(Saved data entries)
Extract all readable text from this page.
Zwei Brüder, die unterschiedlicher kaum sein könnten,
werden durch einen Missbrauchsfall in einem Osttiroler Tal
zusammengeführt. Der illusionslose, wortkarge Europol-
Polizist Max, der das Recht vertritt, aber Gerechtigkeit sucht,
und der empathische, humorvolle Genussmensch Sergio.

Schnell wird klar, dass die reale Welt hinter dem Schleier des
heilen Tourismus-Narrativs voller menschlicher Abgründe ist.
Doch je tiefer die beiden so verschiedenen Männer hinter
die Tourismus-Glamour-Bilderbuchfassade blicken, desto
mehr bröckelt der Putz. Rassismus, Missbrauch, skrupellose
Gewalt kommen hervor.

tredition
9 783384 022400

### [Problem]
Would you reproduce all the entries exactly?

### [Answer for the task]
Extract all readable text from this page.
Zwei Brüder, die unterschiedlicher kaum sein könnten,
werden durch einen Missbrauchsfall in einem Osttiroler Tal
zusammengeführt. Der illusionslose, wortkarge Europol-
Polizist Max, der das Recht vertritt, aber Gerechtigkeit sucht,
und der empathische, humorvolle Genussmensch Sergio.

Schnell wird klar, dass die reale Welt hinter dem Schleier des
heilen Tourismus-Narrativs voller menschlicher Abgründe ist.
Doch je tiefer die beiden so verschiedenen Männer hinter
die Tourismus-Glamour-Bilderbuchfassade blicken, desto
mehr bröckelt der Putz. Rassismus, Missbrauch, skrupellose
Gewalt kommen hervor.

tredition
9 783384 022400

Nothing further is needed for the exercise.